* [Work required]: Wherever a line in the data below holds "Quantiles", copy that line.

* [Source material]:
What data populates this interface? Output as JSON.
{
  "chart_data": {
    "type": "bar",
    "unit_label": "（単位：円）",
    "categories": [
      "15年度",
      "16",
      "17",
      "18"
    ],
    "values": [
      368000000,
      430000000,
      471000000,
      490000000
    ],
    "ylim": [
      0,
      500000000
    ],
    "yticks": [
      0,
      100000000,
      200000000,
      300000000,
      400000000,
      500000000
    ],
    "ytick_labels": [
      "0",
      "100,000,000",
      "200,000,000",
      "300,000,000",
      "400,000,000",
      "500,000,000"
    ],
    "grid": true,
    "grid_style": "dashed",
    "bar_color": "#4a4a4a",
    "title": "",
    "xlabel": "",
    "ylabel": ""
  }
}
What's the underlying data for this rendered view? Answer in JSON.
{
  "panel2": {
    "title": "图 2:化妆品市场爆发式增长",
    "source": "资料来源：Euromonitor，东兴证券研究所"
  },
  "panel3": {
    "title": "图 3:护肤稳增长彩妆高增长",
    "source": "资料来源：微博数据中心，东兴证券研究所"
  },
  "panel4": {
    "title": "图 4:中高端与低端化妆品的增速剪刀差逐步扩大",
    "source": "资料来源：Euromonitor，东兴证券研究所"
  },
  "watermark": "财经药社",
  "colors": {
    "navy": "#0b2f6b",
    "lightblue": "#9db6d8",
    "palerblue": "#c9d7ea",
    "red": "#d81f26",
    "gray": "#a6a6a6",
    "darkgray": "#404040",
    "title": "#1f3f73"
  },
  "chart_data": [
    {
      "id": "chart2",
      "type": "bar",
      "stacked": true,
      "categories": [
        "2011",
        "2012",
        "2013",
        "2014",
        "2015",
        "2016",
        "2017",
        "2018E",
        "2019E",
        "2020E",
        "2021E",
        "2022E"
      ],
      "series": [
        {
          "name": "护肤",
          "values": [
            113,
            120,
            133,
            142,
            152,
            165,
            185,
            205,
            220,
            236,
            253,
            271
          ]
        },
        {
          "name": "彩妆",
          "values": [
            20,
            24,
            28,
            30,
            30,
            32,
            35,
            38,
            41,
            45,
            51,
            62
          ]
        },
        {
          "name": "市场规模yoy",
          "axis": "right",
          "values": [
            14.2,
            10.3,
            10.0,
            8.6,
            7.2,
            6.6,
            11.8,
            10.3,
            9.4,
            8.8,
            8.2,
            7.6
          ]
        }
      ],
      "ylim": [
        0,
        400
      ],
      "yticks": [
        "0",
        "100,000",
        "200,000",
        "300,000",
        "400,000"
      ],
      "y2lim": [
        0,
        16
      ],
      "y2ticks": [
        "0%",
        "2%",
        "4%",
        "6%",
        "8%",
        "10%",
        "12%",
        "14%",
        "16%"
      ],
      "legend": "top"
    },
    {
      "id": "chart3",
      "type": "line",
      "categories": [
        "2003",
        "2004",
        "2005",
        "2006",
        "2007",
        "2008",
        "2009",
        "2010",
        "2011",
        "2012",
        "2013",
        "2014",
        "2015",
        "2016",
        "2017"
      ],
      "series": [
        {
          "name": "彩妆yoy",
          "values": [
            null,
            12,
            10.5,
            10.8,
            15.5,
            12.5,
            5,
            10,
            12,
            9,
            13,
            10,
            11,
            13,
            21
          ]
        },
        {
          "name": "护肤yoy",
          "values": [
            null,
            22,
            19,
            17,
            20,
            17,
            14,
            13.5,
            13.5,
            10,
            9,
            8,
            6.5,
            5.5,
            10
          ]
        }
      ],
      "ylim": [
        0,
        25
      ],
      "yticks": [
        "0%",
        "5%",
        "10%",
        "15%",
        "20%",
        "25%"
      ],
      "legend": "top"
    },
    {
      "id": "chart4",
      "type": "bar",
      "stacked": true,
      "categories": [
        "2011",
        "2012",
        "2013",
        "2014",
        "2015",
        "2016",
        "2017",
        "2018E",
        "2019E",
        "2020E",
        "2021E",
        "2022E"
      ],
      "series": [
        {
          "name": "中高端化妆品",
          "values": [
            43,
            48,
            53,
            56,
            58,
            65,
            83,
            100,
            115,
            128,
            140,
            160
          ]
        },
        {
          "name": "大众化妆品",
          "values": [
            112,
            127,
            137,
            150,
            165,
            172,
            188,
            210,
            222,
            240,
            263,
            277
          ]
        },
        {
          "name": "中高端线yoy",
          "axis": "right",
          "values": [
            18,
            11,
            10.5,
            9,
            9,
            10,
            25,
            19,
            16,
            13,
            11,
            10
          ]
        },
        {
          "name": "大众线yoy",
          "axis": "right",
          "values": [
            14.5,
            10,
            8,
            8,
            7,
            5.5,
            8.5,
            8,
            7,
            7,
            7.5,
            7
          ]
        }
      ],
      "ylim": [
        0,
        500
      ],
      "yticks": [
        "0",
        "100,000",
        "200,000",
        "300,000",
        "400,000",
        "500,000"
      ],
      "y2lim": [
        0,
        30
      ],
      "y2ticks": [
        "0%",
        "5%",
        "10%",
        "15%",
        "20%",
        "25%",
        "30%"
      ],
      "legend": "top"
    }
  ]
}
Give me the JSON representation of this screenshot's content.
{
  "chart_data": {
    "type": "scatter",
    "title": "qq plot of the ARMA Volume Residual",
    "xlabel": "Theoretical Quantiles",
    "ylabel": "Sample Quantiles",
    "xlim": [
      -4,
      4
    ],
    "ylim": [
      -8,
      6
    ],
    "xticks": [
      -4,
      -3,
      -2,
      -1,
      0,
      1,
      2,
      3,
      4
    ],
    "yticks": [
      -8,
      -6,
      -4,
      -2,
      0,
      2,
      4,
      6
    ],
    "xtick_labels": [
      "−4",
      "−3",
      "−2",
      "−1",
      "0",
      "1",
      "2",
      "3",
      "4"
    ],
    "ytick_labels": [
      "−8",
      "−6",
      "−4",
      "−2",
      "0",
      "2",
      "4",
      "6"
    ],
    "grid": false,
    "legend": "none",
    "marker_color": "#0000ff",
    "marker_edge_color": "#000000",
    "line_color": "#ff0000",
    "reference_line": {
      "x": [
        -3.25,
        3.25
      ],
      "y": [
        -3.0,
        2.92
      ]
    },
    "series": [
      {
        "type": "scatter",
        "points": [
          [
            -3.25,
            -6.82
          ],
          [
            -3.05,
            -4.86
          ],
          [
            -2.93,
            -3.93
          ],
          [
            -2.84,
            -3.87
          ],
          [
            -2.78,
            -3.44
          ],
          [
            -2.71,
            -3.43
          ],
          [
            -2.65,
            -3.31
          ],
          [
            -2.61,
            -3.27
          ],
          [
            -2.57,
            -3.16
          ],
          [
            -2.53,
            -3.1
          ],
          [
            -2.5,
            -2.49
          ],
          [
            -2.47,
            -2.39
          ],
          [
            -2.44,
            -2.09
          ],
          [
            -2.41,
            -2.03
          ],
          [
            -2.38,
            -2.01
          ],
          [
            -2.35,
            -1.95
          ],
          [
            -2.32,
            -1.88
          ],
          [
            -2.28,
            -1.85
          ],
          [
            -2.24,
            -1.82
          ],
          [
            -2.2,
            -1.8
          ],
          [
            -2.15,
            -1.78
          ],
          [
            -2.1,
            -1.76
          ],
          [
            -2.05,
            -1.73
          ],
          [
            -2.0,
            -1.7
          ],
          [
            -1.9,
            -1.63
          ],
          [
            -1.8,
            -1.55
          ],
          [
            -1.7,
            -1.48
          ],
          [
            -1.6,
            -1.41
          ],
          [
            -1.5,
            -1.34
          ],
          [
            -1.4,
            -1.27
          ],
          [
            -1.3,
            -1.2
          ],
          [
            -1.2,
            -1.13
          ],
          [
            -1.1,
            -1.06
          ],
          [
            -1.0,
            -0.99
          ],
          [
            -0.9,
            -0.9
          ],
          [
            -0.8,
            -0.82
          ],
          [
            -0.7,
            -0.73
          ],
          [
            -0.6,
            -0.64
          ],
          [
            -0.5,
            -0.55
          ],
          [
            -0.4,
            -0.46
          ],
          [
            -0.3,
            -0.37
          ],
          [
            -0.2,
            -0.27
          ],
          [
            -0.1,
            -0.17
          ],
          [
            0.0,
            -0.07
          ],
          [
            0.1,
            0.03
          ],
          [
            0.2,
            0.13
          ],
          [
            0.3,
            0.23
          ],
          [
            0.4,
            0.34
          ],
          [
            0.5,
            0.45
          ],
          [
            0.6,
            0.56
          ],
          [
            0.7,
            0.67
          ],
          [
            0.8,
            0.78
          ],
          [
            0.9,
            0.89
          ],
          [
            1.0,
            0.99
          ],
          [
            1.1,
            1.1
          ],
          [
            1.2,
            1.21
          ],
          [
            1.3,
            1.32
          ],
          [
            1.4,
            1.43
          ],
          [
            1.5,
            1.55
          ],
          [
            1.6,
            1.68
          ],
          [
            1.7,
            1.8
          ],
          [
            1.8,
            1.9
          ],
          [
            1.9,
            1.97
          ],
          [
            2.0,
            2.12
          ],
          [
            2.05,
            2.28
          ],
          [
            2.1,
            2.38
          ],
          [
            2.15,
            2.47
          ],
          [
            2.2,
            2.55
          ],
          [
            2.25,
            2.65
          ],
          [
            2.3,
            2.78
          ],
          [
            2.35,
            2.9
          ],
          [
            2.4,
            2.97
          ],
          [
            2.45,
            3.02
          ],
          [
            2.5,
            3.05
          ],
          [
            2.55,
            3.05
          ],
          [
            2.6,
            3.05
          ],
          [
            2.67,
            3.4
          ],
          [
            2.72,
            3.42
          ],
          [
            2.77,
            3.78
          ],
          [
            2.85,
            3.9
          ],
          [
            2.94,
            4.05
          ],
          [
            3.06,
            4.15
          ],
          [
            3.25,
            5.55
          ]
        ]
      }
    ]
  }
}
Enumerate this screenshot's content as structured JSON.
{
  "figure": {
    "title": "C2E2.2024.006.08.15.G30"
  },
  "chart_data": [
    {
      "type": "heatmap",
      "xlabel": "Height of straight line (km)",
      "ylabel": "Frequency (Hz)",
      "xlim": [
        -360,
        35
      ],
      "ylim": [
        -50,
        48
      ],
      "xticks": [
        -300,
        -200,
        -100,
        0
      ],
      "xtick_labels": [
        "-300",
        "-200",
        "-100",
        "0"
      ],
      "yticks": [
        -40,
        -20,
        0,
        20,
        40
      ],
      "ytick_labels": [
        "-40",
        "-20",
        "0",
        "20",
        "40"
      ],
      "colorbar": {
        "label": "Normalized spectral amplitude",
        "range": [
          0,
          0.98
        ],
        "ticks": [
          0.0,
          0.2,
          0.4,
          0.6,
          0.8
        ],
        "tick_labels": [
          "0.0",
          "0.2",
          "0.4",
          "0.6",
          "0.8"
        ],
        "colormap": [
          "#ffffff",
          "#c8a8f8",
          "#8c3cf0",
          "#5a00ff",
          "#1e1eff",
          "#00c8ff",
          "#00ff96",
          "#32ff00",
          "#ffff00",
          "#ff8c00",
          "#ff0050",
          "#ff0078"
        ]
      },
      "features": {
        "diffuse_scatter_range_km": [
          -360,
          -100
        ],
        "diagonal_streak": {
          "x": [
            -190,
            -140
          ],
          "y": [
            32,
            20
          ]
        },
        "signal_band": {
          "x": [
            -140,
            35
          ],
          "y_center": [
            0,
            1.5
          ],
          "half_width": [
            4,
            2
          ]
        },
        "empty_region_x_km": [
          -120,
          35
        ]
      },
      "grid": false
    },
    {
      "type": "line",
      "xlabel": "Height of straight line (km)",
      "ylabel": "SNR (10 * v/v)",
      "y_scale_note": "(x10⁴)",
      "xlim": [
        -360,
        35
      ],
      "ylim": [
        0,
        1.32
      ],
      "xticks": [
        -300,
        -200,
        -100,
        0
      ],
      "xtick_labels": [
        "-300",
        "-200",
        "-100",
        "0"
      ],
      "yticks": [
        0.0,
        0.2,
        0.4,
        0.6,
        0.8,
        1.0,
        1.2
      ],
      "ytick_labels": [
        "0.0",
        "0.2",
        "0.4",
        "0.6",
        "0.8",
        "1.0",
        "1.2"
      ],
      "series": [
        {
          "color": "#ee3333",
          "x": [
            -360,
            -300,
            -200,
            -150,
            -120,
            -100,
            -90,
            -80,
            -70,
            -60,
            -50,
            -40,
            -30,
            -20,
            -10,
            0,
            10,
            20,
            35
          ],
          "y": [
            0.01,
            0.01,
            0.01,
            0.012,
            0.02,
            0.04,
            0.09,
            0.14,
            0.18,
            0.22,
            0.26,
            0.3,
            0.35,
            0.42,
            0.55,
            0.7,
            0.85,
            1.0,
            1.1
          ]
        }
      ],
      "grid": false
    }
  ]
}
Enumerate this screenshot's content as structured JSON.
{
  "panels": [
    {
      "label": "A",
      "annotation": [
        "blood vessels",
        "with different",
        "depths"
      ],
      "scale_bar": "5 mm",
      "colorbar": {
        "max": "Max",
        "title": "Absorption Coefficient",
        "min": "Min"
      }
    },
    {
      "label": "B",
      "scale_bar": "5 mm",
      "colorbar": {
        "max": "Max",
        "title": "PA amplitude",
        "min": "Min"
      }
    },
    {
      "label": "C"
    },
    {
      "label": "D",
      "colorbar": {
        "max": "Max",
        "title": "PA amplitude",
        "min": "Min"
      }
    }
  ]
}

* [Task output]:
    "xlabel": "Theoretical Quantiles",
    "ylabel": "Sample Quantiles",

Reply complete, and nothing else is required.